### Exercise directions
Go over the listing below line by line and tally those containing "форма". Give only the tally.
═════ Information provided ═════
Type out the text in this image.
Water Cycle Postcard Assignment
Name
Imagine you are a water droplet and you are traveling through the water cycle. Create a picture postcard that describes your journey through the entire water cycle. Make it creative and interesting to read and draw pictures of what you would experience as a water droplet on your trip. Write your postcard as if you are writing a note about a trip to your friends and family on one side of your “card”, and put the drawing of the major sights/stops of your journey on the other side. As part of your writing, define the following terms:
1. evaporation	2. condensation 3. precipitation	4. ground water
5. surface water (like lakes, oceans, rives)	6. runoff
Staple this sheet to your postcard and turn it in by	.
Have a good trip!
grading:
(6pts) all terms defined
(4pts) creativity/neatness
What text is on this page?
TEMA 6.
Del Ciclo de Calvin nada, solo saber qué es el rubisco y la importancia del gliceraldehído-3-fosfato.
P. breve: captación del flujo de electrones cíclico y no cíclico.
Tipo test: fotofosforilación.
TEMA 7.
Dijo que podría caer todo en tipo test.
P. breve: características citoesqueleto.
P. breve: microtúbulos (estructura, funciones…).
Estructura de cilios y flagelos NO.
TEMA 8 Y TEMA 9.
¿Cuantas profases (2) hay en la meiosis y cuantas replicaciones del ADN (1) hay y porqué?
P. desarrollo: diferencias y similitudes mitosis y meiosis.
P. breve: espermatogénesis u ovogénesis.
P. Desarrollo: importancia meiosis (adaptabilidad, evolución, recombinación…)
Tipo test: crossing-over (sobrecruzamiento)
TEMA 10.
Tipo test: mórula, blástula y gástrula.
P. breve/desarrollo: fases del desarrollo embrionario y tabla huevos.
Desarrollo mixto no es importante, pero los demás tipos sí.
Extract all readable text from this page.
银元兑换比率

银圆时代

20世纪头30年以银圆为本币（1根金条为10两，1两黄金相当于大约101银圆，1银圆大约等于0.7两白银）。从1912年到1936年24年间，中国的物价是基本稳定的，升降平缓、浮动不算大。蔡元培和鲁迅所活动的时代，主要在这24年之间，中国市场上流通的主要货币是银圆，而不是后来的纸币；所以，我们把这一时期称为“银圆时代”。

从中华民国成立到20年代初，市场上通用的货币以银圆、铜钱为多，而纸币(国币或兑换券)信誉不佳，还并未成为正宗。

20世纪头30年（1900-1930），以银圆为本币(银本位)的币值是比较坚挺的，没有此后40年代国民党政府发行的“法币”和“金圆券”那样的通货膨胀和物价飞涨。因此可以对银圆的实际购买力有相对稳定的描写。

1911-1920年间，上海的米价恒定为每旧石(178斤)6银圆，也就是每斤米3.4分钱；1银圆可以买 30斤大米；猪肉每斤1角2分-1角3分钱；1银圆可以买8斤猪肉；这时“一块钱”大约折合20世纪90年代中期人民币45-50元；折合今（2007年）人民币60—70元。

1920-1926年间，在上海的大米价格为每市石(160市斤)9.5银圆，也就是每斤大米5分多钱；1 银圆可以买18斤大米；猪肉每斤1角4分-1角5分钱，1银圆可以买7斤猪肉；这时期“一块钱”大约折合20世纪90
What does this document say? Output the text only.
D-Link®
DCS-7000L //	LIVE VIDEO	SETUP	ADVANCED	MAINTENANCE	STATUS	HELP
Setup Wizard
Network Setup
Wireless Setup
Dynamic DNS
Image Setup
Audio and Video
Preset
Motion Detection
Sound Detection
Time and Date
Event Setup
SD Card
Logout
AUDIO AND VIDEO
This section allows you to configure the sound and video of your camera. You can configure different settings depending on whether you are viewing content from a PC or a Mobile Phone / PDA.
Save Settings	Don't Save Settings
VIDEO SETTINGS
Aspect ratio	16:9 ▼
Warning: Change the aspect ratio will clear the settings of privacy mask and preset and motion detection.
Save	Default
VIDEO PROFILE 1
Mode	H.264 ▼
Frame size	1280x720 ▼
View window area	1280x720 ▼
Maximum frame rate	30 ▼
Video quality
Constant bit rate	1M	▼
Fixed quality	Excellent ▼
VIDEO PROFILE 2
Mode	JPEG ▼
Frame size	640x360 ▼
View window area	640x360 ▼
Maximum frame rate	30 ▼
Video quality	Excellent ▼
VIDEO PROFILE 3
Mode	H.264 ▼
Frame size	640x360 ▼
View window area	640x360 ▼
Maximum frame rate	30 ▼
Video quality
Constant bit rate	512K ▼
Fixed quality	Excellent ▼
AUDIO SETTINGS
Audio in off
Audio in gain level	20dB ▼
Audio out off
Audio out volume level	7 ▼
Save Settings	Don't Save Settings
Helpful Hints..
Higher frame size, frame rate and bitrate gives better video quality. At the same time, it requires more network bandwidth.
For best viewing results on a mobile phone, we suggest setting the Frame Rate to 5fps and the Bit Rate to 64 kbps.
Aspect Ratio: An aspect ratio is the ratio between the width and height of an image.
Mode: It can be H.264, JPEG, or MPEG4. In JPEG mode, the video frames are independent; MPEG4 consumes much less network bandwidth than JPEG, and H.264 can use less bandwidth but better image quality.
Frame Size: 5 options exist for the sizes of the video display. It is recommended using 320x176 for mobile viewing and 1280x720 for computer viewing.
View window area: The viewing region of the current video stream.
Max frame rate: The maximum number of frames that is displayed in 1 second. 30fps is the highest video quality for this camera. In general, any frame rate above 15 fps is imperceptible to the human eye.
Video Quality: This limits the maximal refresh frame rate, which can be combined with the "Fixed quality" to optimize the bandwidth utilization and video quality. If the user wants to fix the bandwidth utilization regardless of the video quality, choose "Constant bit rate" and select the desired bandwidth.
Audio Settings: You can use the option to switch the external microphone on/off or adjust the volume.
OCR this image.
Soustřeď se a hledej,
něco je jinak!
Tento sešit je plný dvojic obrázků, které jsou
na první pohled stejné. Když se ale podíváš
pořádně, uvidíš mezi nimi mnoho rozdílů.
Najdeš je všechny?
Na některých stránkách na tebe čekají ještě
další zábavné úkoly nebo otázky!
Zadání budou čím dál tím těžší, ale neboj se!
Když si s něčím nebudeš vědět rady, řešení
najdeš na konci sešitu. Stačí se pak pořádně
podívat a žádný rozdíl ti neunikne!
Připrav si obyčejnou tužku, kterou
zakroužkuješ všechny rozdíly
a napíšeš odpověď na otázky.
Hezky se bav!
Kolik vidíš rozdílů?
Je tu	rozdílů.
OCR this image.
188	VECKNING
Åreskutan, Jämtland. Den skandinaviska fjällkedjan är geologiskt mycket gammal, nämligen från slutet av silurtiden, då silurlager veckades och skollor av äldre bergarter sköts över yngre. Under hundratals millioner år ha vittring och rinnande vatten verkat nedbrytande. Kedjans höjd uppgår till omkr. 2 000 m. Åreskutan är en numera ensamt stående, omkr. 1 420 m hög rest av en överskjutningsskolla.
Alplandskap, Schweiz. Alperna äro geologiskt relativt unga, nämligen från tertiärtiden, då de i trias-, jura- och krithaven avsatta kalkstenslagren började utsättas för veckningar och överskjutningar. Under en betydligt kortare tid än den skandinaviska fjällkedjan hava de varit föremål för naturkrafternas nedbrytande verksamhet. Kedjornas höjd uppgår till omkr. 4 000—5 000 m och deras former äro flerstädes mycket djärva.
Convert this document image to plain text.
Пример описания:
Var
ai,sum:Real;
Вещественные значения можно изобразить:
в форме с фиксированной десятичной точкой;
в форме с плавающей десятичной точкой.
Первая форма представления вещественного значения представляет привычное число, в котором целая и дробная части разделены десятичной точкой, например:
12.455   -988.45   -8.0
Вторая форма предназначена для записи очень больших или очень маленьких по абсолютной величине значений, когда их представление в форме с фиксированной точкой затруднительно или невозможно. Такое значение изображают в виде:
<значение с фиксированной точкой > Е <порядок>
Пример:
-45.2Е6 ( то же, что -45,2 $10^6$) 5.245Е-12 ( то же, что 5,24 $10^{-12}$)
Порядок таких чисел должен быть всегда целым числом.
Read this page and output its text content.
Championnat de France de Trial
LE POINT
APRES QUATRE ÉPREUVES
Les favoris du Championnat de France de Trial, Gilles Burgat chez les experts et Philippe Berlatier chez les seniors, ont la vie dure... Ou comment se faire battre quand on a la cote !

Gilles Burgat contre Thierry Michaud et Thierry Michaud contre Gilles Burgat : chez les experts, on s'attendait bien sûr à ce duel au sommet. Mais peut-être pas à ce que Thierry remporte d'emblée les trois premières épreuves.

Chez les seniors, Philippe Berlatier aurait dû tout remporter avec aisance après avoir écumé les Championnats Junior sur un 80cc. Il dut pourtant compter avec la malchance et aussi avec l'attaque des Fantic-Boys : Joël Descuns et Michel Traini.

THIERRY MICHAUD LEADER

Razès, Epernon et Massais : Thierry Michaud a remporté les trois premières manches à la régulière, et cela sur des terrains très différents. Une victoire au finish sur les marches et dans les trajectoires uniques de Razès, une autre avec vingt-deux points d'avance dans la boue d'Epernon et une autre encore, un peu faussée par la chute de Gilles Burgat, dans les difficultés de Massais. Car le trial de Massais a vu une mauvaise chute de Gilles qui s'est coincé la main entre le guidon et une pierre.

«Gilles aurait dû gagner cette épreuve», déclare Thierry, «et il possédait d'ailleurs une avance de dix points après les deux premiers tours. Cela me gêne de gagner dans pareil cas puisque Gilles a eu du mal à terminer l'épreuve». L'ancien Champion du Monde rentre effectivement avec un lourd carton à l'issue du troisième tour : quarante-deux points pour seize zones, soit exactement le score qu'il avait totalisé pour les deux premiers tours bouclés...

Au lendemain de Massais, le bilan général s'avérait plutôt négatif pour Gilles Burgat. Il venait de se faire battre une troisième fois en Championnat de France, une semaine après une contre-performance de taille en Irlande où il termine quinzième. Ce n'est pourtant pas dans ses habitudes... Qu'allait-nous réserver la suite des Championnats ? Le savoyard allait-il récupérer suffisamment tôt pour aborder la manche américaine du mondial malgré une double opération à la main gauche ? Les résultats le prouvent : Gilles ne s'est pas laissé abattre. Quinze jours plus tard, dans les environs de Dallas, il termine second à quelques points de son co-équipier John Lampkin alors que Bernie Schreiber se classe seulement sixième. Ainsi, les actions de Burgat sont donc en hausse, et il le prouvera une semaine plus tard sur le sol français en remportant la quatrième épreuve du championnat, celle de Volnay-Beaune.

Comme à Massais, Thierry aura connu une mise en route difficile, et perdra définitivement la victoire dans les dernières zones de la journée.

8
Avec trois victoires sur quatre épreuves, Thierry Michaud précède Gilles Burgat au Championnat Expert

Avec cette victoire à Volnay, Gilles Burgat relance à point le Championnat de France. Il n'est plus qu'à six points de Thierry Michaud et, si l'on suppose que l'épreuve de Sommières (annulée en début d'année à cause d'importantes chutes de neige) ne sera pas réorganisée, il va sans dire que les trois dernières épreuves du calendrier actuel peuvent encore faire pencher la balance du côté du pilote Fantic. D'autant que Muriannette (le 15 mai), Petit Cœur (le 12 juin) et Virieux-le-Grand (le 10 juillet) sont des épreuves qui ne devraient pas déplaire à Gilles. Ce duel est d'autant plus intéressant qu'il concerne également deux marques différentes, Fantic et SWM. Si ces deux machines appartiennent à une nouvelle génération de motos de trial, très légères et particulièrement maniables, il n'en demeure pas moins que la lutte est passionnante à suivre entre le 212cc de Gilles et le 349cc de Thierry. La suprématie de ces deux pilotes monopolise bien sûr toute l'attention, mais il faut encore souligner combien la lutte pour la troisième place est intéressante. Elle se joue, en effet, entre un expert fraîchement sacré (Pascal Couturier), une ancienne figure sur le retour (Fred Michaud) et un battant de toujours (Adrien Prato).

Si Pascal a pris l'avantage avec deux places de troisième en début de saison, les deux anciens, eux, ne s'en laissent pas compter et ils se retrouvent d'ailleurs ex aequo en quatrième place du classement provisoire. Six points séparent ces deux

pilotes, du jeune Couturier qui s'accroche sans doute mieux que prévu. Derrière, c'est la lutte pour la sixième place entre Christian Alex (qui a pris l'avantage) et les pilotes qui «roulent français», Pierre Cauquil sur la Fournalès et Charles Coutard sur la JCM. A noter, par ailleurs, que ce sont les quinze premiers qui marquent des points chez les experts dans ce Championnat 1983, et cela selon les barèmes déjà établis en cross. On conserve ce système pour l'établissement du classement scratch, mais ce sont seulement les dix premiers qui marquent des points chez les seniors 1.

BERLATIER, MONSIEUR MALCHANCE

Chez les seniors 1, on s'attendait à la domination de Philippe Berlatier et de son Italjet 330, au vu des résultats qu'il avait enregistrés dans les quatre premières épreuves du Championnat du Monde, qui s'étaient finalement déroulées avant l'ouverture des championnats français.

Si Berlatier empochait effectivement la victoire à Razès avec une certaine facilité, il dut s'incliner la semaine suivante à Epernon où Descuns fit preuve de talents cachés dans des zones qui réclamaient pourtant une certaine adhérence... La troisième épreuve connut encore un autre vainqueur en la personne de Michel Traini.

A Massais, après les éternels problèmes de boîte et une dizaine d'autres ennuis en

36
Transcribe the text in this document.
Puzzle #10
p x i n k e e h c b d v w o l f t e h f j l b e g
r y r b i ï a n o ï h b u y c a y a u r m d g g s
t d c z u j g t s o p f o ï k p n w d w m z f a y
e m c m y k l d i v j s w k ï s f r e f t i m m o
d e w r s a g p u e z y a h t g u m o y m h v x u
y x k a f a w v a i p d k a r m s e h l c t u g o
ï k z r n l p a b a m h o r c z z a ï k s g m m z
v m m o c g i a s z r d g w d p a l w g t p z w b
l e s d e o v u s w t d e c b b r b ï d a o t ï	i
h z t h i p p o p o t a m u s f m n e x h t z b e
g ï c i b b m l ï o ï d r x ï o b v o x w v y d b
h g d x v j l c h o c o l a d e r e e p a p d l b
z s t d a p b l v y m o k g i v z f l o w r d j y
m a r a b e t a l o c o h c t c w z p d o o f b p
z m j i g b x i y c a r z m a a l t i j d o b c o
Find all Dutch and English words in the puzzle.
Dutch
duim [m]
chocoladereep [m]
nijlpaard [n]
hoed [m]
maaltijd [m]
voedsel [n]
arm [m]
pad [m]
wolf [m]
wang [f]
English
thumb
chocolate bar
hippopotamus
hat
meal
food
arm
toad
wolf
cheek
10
═════
### Problem solution
2